Start of AVAILABLE RECORDS

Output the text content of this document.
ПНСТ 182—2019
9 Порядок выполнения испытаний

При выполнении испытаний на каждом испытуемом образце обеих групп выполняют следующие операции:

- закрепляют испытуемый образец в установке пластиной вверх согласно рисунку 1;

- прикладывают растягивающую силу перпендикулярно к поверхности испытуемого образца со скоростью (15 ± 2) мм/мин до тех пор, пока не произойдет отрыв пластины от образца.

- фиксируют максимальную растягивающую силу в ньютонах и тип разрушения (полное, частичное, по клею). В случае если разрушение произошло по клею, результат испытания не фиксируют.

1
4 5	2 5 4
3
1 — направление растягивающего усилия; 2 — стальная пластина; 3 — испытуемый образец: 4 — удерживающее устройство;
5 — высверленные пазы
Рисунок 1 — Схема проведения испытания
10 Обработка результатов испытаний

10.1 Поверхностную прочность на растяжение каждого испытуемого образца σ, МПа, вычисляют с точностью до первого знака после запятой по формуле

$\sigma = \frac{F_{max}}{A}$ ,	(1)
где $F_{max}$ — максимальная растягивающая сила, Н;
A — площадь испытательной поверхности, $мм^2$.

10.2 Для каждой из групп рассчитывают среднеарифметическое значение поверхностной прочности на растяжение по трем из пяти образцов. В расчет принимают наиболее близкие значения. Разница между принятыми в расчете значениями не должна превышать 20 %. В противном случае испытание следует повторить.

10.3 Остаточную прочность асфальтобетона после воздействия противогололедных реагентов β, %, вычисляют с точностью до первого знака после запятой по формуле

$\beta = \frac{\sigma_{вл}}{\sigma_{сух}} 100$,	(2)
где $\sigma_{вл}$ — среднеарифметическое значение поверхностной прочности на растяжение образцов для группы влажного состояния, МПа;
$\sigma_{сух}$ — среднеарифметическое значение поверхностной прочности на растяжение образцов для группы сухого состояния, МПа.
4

End of AVAILABLE RECORDS

> [WHAT YOU NEED TO DO] Lines that include the word "образцов" are to be extracted from the data above.

> [PROBLEM SOLUTION]
10.2 Для каждой из групп рассчитывают среднеарифметическое значение поверхностной прочности на растяжение по трем из пяти образцов. В расчет принимают наиболее близкие значения. Разница между принятыми в расчете значениями не должна превышать 20 %. В противном случае испытание следует повторить.
где $\sigma_{вл}$ — среднеарифметическое значение поверхностной прочности на растяжение образцов для группы влажного состояния, МПа;
$\sigma_{сух}$ — среднеарифметическое значение поверхностной прочности на растяжение образцов для группы сухого состояния, МПа.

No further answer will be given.